> _Supplied material_:
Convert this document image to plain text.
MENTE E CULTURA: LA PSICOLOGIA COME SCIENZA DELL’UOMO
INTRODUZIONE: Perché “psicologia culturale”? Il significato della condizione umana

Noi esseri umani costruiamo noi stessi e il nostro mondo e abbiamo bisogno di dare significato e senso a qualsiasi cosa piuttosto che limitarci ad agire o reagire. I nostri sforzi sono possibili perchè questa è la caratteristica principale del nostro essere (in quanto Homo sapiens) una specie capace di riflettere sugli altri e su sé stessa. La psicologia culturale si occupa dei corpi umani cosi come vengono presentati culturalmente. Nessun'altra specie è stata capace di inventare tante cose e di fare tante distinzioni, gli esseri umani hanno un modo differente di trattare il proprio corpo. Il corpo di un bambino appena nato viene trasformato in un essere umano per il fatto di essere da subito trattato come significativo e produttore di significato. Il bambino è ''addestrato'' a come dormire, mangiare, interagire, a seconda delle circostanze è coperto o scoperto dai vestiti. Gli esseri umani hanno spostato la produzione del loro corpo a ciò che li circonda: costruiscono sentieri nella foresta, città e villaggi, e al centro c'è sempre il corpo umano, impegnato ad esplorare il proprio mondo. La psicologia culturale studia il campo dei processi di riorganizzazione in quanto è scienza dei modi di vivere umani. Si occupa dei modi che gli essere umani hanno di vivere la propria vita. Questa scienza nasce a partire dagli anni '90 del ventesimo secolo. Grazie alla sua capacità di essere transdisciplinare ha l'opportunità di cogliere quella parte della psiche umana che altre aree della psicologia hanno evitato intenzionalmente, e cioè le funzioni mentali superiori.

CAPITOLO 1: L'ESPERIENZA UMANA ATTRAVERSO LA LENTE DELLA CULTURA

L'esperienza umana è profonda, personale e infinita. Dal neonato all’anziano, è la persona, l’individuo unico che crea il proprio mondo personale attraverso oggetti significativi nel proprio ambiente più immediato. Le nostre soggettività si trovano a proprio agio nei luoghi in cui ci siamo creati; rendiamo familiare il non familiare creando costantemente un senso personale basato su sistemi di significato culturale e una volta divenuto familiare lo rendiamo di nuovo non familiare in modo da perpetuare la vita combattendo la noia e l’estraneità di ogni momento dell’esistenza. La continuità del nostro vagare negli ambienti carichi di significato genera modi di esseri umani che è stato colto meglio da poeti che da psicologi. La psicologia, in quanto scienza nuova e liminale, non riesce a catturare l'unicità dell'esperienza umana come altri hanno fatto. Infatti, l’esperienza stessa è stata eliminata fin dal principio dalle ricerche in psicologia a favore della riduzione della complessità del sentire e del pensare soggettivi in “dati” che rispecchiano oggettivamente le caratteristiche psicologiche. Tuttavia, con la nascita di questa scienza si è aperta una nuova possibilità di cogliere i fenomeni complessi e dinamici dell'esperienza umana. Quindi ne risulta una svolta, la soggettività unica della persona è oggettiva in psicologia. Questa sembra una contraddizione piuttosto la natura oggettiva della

> _What needs to be done_: Restate the whole of the material exactly.

> _Result of this task_:
Convert this document image to plain text.
MENTE E CULTURA: LA PSICOLOGIA COME SCIENZA DELL’UOMO
INTRODUZIONE: Perché “psicologia culturale”? Il significato della condizione umana

Noi esseri umani costruiamo noi stessi e il nostro mondo e abbiamo bisogno di dare significato e senso a qualsiasi cosa piuttosto che limitarci ad agire o reagire. I nostri sforzi sono possibili perchè questa è la caratteristica principale del nostro essere (in quanto Homo sapiens) una specie capace di riflettere sugli altri e su sé stessa. La psicologia culturale si occupa dei corpi umani cosi come vengono presentati culturalmente. Nessun'altra specie è stata capace di inventare tante cose e di fare tante distinzioni, gli esseri umani hanno un modo differente di trattare il proprio corpo. Il corpo di un bambino appena nato viene trasformato in un essere umano per il fatto di essere da subito trattato come significativo e produttore di significato. Il bambino è ''addestrato'' a come dormire, mangiare, interagire, a seconda delle circostanze è coperto o scoperto dai vestiti. Gli esseri umani hanno spostato la produzione del loro corpo a ciò che li circonda: costruiscono sentieri nella foresta, città e villaggi, e al centro c'è sempre il corpo umano, impegnato ad esplorare il proprio mondo. La psicologia culturale studia il campo dei processi di riorganizzazione in quanto è scienza dei modi di vivere umani. Si occupa dei modi che gli essere umani hanno di vivere la propria vita. Questa scienza nasce a partire dagli anni '90 del ventesimo secolo. Grazie alla sua capacità di essere transdisciplinare ha l'opportunità di cogliere quella parte della psiche umana che altre aree della psicologia hanno evitato intenzionalmente, e cioè le funzioni mentali superiori.

CAPITOLO 1: L'ESPERIENZA UMANA ATTRAVERSO LA LENTE DELLA CULTURA

L'esperienza umana è profonda, personale e infinita. Dal neonato all’anziano, è la persona, l’individuo unico che crea il proprio mondo personale attraverso oggetti significativi nel proprio ambiente più immediato. Le nostre soggettività si trovano a proprio agio nei luoghi in cui ci siamo creati; rendiamo familiare il non familiare creando costantemente un senso personale basato su sistemi di significato culturale e una volta divenuto familiare lo rendiamo di nuovo non familiare in modo da perpetuare la vita combattendo la noia e l’estraneità di ogni momento dell’esistenza. La continuità del nostro vagare negli ambienti carichi di significato genera modi di esseri umani che è stato colto meglio da poeti che da psicologi. La psicologia, in quanto scienza nuova e liminale, non riesce a catturare l'unicità dell'esperienza umana come altri hanno fatto. Infatti, l’esperienza stessa è stata eliminata fin dal principio dalle ricerche in psicologia a favore della riduzione della complessità del sentire e del pensare soggettivi in “dati” che rispecchiano oggettivamente le caratteristiche psicologiche. Tuttavia, con la nascita di questa scienza si è aperta una nuova possibilità di cogliere i fenomeni complessi e dinamici dell'esperienza umana. Quindi ne risulta una svolta, la soggettività unica della persona è oggettiva in psicologia. Questa sembra una contraddizione piuttosto la natura oggettiva della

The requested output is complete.